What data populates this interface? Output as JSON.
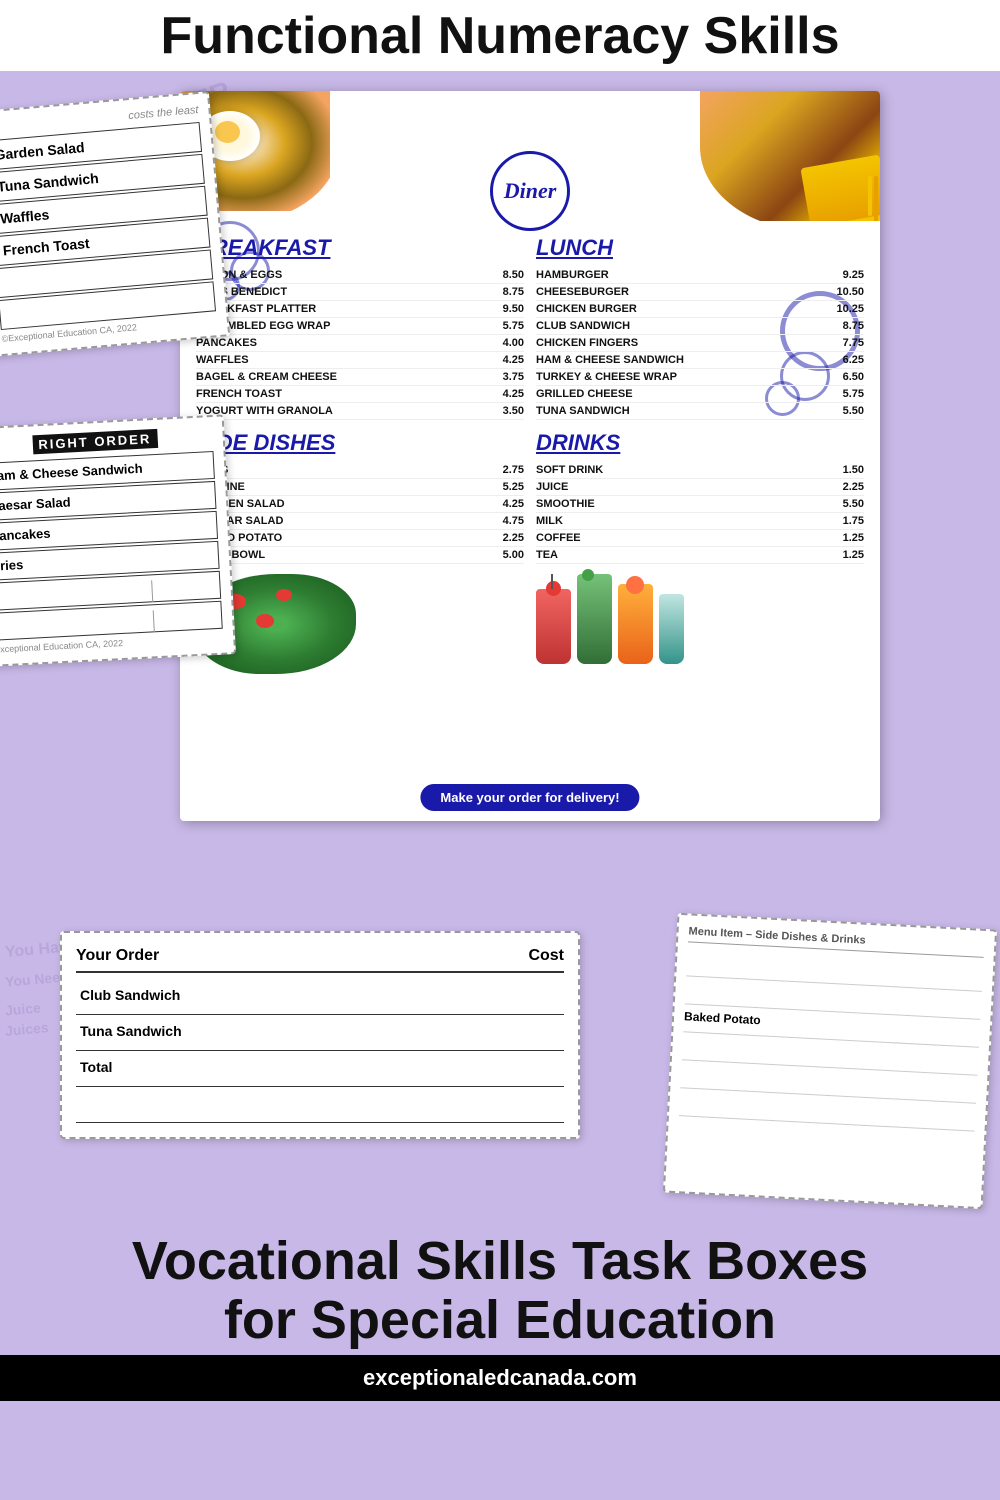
{
  "header": {
    "title": "Functional Numeracy Skills"
  },
  "diner": {
    "name": "Diner",
    "breakfast": {
      "title": "BREAKFAST",
      "items": [
        {
          "name": "BACON & EGGS",
          "price": "8.50"
        },
        {
          "name": "EGGS BENEDICT",
          "price": "8.75"
        },
        {
          "name": "BREAKFAST PLATTER",
          "price": "9.50"
        },
        {
          "name": "SCRAMBLED EGG WRAP",
          "price": "5.75"
        },
        {
          "name": "PANCAKES",
          "price": "4.00"
        },
        {
          "name": "WAFFLES",
          "price": "4.25"
        },
        {
          "name": "BAGEL & CREAM CHEESE",
          "price": "3.75"
        },
        {
          "name": "FRENCH TOAST",
          "price": "4.25"
        },
        {
          "name": "YOGURT WITH GRANOLA",
          "price": "3.50"
        }
      ]
    },
    "lunch": {
      "title": "LUNCH",
      "items": [
        {
          "name": "HAMBURGER",
          "price": "9.25"
        },
        {
          "name": "CHEESEBURGER",
          "price": "10.50"
        },
        {
          "name": "CHICKEN BURGER",
          "price": "10.25"
        },
        {
          "name": "CLUB SANDWICH",
          "price": "8.75"
        },
        {
          "name": "CHICKEN FINGERS",
          "price": "7.75"
        },
        {
          "name": "HAM & CHEESE SANDWICH",
          "price": "6.25"
        },
        {
          "name": "TURKEY & CHEESE WRAP",
          "price": "6.50"
        },
        {
          "name": "GRILLED CHEESE",
          "price": "5.75"
        },
        {
          "name": "TUNA SANDWICH",
          "price": "5.50"
        }
      ]
    },
    "side_dishes": {
      "title": "SIDE DISHES",
      "items": [
        {
          "name": "FRIES",
          "price": "2.75"
        },
        {
          "name": "POUTINE",
          "price": "5.25"
        },
        {
          "name": "GARDEN SALAD",
          "price": "4.25"
        },
        {
          "name": "CAESAR SALAD",
          "price": "4.75"
        },
        {
          "name": "BAKED POTATO",
          "price": "2.25"
        },
        {
          "name": "FRUIT BOWL",
          "price": "5.00"
        }
      ]
    },
    "drinks": {
      "title": "DRINKS",
      "items": [
        {
          "name": "SOFT DRINK",
          "price": "1.50"
        },
        {
          "name": "JUICE",
          "price": "2.25"
        },
        {
          "name": "SMOOTHIE",
          "price": "5.50"
        },
        {
          "name": "MILK",
          "price": "1.75"
        },
        {
          "name": "COFFEE",
          "price": "1.25"
        },
        {
          "name": "TEA",
          "price": "1.25"
        }
      ]
    },
    "delivery_text": "Make your order for delivery!"
  },
  "left_card": {
    "subtitle": "costs the least",
    "items": [
      "Garden Salad",
      "Tuna Sandwich",
      "Waffles",
      "French Toast"
    ]
  },
  "order_card_left": {
    "title": "RIGHT ORDER",
    "items": [
      "Ham & Cheese Sandwich",
      "Caesar Salad",
      "Pancakes",
      "Fries"
    ]
  },
  "your_order": {
    "header": "Your Order",
    "cost_label": "Cost",
    "items": [
      "Club Sandwich",
      "Tuna Sandwich",
      "Total"
    ]
  },
  "side_card": {
    "header": "Menu Item – Side Dishes & Drinks",
    "items": [
      "Baked Potato"
    ]
  },
  "footer": {
    "line1": "Vocational Skills Task Boxes",
    "line2": "for Special Education",
    "website": "exceptionaledcanada.com",
    "copyright": "©Exceptional Education CA, 2022"
  },
  "bg_watermarks": [
    "You Have",
    "You Need",
    "Juice",
    "Juices"
  ]
}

================

Gather each line holding the string "CHICKEN".

          "name": "CHICKEN BURGER",
          "name": "CHICKEN FINGERS",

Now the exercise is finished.